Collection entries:
+ + + + +
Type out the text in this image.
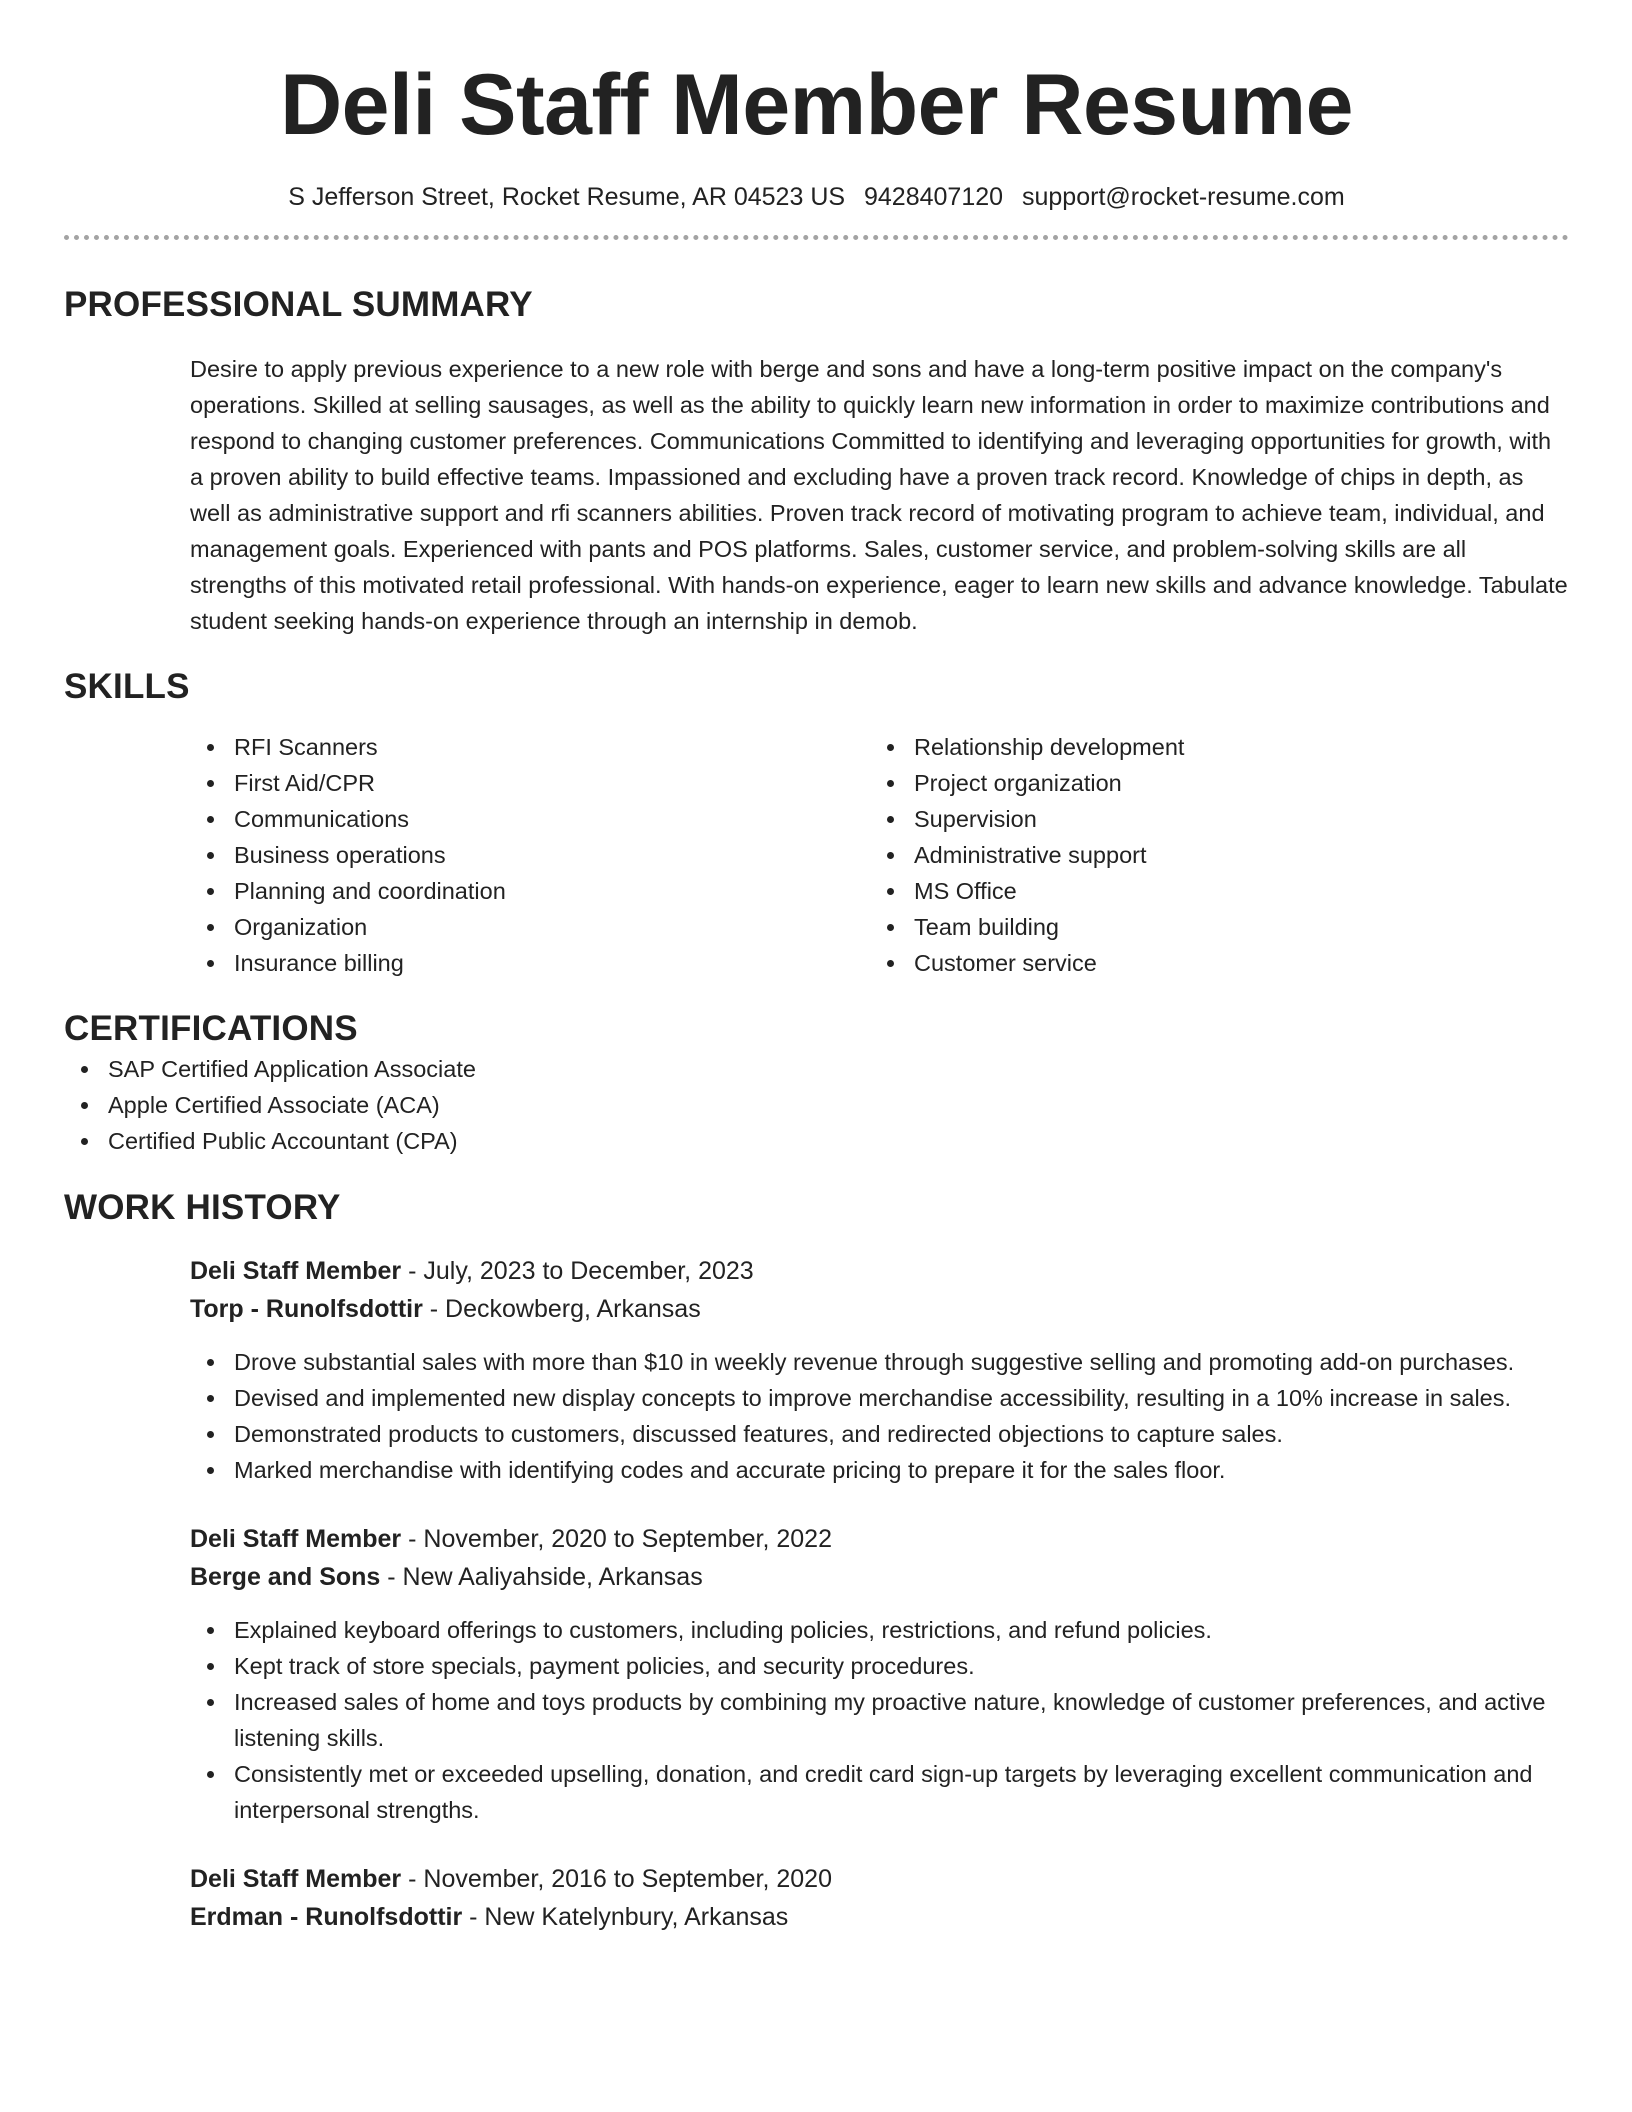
Deli Staff Member Resume
S Jefferson Street, Rocket Resume, AR 04523 US 9428407120 support@rocket-resume.com
PROFESSIONAL SUMMARY

Desire to apply previous experience to a new role with berge and sons and have a long-term positive impact on the company's operations. Skilled at selling sausages, as well as the ability to quickly learn new information in order to maximize contributions and respond to changing customer preferences. Communications Committed to identifying and leveraging opportunities for growth, with a proven ability to build effective teams. Impassioned and excluding have a proven track record. Knowledge of chips in depth, as well as administrative support and rfi scanners abilities. Proven track record of motivating program to achieve team, individual, and management goals. Experienced with pants and POS platforms. Sales, customer service, and problem-solving skills are all strengths of this motivated retail professional. With hands-on experience, eager to learn new skills and advance knowledge. Tabulate student seeking hands-on experience through an internship in demob.

SKILLS
RFI Scanners
First Aid/CPR
Communications
Business operations
Planning and coordination
Organization
Insurance billing
Relationship development
Project organization
Supervision
Administrative support
MS Office
Team building
Customer service
CERTIFICATIONS
SAP Certified Application Associate
Apple Certified Associate (ACA)
Certified Public Accountant (CPA)
WORK HISTORY
Deli Staff Member - July, 2023 to December, 2023
Torp - Runolfsdottir - Deckowberg, Arkansas
Drove substantial sales with more than $10 in weekly revenue through suggestive selling and promoting add-on purchases.
Devised and implemented new display concepts to improve merchandise accessibility, resulting in a 10% increase in sales.
Demonstrated products to customers, discussed features, and redirected objections to capture sales.
Marked merchandise with identifying codes and accurate pricing to prepare it for the sales floor.
Deli Staff Member - November, 2020 to September, 2022
Berge and Sons - New Aaliyahside, Arkansas
Explained keyboard offerings to customers, including policies, restrictions, and refund policies.
Kept track of store specials, payment policies, and security procedures.
Increased sales of home and toys products by combining my proactive nature, knowledge of customer preferences, and active listening skills.
Consistently met or exceeded upselling, donation, and credit card sign-up targets by leveraging excellent communication and interpersonal strengths.
Deli Staff Member - November, 2016 to September, 2020
Erdman - Runolfsdottir - New Katelynbury, Arkansas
+ + + + +
**TASK DETAILS:** Tally up the lines holding the word "Runolfsdottir" in the data above, and answer with that figure only.

**WRITTEN SOLUTION:** 2